- **What the task requires**
Every line of the material is to be quoted verbatim, minus the pictures.

··· Provided entries

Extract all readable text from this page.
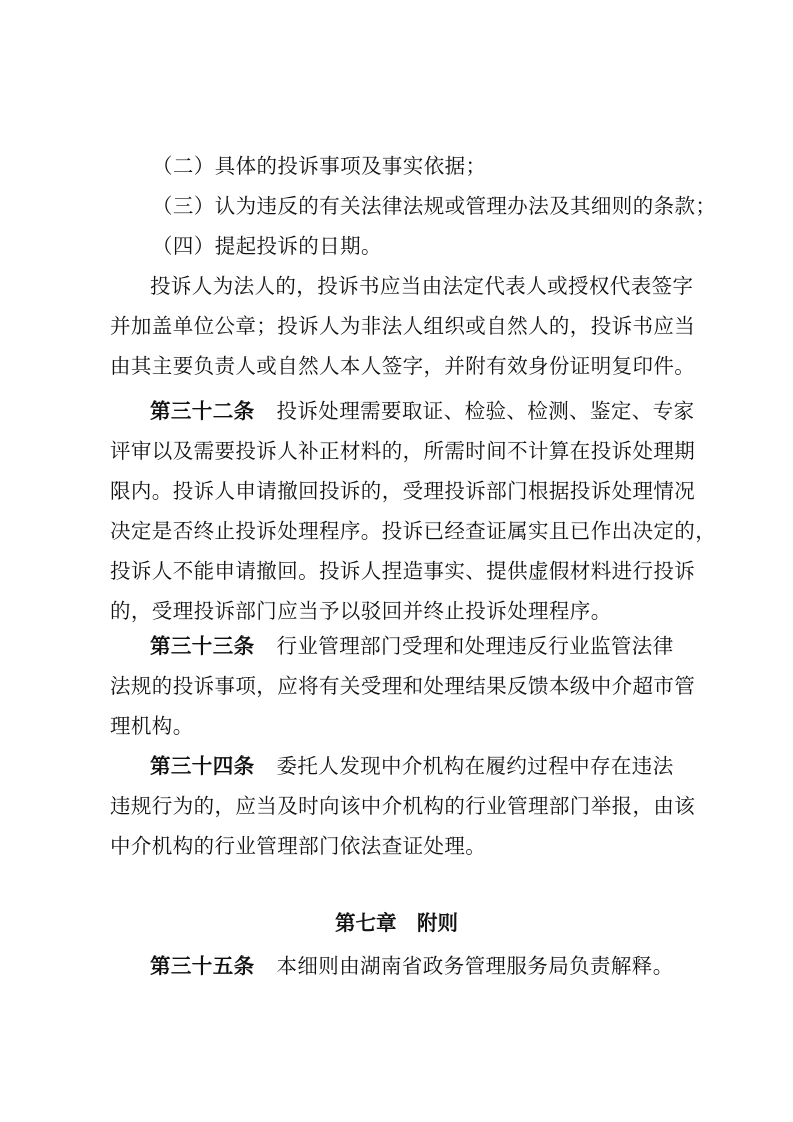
（二）具体的投诉事项及事实依据；
（三）认为违反的有关法律法规或管理办法及其细则的条款；
（四）提起投诉的日期。
投诉人为法人的，投诉书应当由法定代表人或授权代表签字
并加盖单位公章；投诉人为非法人组织或自然人的，投诉书应当
由其主要负责人或自然人本人签字，并附有效身份证明复印件。
第三十二条 投诉处理需要取证、检验、检测、鉴定、专家
评审以及需要投诉人补正材料的，所需时间不计算在投诉处理期
限内。投诉人申请撤回投诉的，受理投诉部门根据投诉处理情况
决定是否终止投诉处理程序。投诉已经查证属实且已作出决定的，
投诉人不能申请撤回。投诉人捏造事实、提供虚假材料进行投诉
的，受理投诉部门应当予以驳回并终止投诉处理程序。
第三十三条 行业管理部门受理和处理违反行业监管法律
法规的投诉事项，应将有关受理和处理结果反馈本级中介超市管
理机构。
第三十四条 委托人发现中介机构在履约过程中存在违法
违规行为的，应当及时向该中介机构的行业管理部门举报，由该
中介机构的行业管理部门依法查证处理。
第七章　附则
第三十五条 本细则由湖南省政务管理服务局负责解释。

······

- **Solution to this exercise**
Extract all readable text from this page.
（二）具体的投诉事项及事实依据；
（三）认为违反的有关法律法规或管理办法及其细则的条款；
（四）提起投诉的日期。
投诉人为法人的，投诉书应当由法定代表人或授权代表签字
并加盖单位公章；投诉人为非法人组织或自然人的，投诉书应当
由其主要负责人或自然人本人签字，并附有效身份证明复印件。
第三十二条 投诉处理需要取证、检验、检测、鉴定、专家
评审以及需要投诉人补正材料的，所需时间不计算在投诉处理期
限内。投诉人申请撤回投诉的，受理投诉部门根据投诉处理情况
决定是否终止投诉处理程序。投诉已经查证属实且已作出决定的，
投诉人不能申请撤回。投诉人捏造事实、提供虚假材料进行投诉
的，受理投诉部门应当予以驳回并终止投诉处理程序。
第三十三条 行业管理部门受理和处理违反行业监管法律
法规的投诉事项，应将有关受理和处理结果反馈本级中介超市管
理机构。
第三十四条 委托人发现中介机构在履约过程中存在违法
违规行为的，应当及时向该中介机构的行业管理部门举报，由该
中介机构的行业管理部门依法查证处理。
第七章　附则
第三十五条 本细则由湖南省政务管理服务局负责解释。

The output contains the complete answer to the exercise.